» Task statement
Extract the whole listing as it stands. Do not include the pictures.

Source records
···
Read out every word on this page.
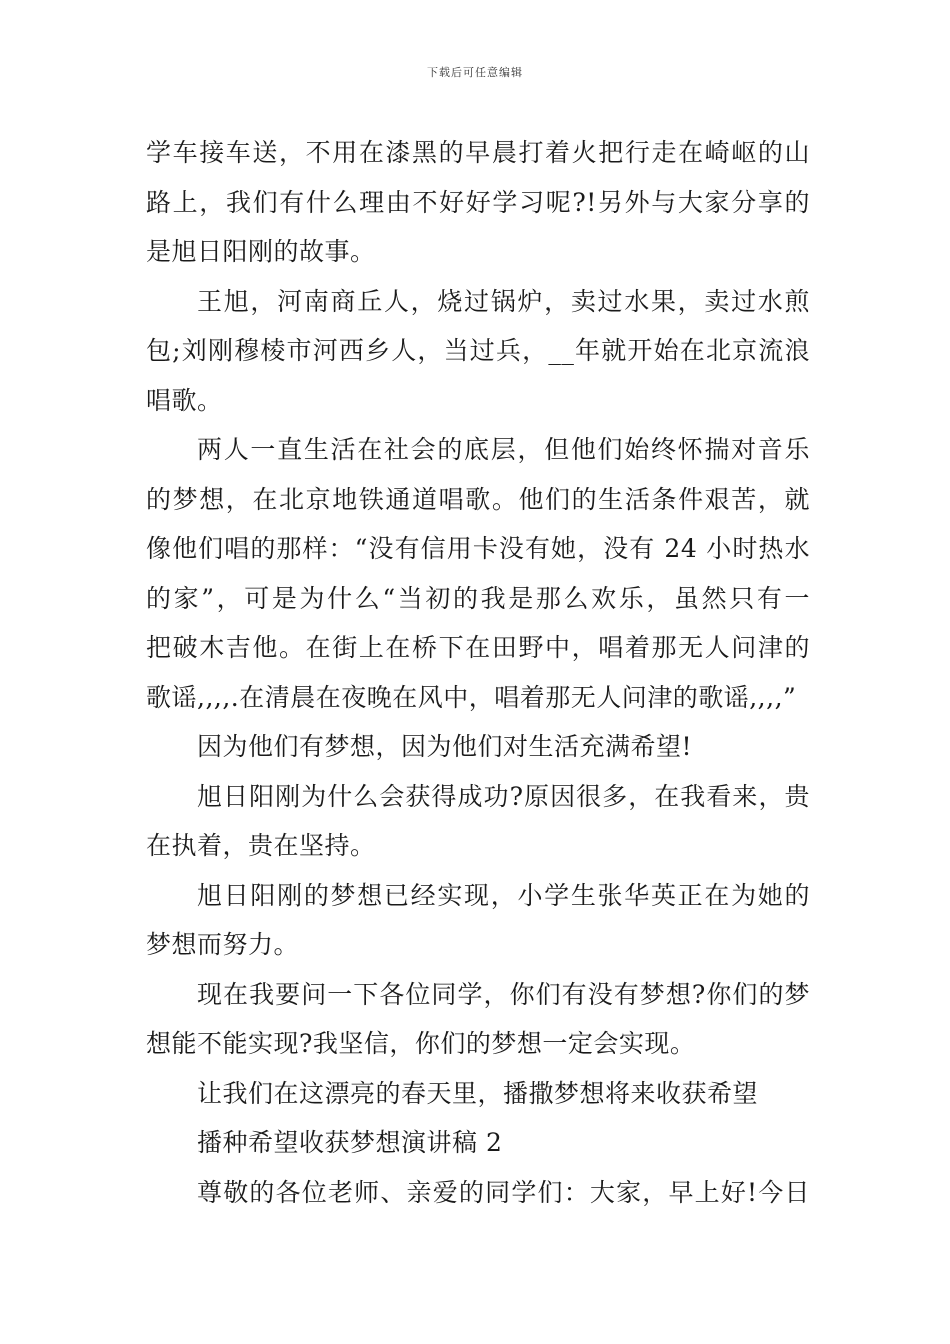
下载后可任意编辑
学车接车送，不用在漆黑的早晨打着火把行走在崎岖的山
路上，我们有什么理由不好好学习呢?!另外与大家分享的
是旭日阳刚的故事。
王旭，河南商丘人，烧过锅炉，卖过水果，卖过水煎
包;刘刚穆棱市河西乡人，当过兵，__年就开始在北京流浪
唱歌。
两人一直生活在社会的底层，但他们始终怀揣对音乐
的梦想，在北京地铁通道唱歌。他们的生活条件艰苦，就
像他们唱的那样：“没有信用卡没有她，没有 24 小时热水
的家”，可是为什么“当初的我是那么欢乐，虽然只有一
把破木吉他。在街上在桥下在田野中，唱着那无人问津的
歌谣,,,,.在清晨在夜晚在风中，唱着那无人问津的歌谣,,,,”
因为他们有梦想，因为他们对生活充满希望!
旭日阳刚为什么会获得成功?原因很多，在我看来，贵
在执着，贵在坚持。
旭日阳刚的梦想已经实现，小学生张华英正在为她的
梦想而努力。
现在我要问一下各位同学，你们有没有梦想?你们的梦
想能不能实现?我坚信，你们的梦想一定会实现。
让我们在这漂亮的春天里，播撒梦想将来收获希望
播种希望收获梦想演讲稿 2
尊敬的各位老师、亲爱的同学们：大家，早上好!今日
···
» Solution to the problem
Read out every word on this page.
下载后可任意编辑
学车接车送，不用在漆黑的早晨打着火把行走在崎岖的山
路上，我们有什么理由不好好学习呢?!另外与大家分享的
是旭日阳刚的故事。
王旭，河南商丘人，烧过锅炉，卖过水果，卖过水煎
包;刘刚穆棱市河西乡人，当过兵，__年就开始在北京流浪
唱歌。
两人一直生活在社会的底层，但他们始终怀揣对音乐
的梦想，在北京地铁通道唱歌。他们的生活条件艰苦，就
像他们唱的那样：“没有信用卡没有她，没有 24 小时热水
的家”，可是为什么“当初的我是那么欢乐，虽然只有一
把破木吉他。在街上在桥下在田野中，唱着那无人问津的
歌谣,,,,.在清晨在夜晚在风中，唱着那无人问津的歌谣,,,,”
因为他们有梦想，因为他们对生活充满希望!
旭日阳刚为什么会获得成功?原因很多，在我看来，贵
在执着，贵在坚持。
旭日阳刚的梦想已经实现，小学生张华英正在为她的
梦想而努力。
现在我要问一下各位同学，你们有没有梦想?你们的梦
想能不能实现?我坚信，你们的梦想一定会实现。
让我们在这漂亮的春天里，播撒梦想将来收获希望
播种希望收获梦想演讲稿 2
尊敬的各位老师、亲爱的同学们：大家，早上好!今日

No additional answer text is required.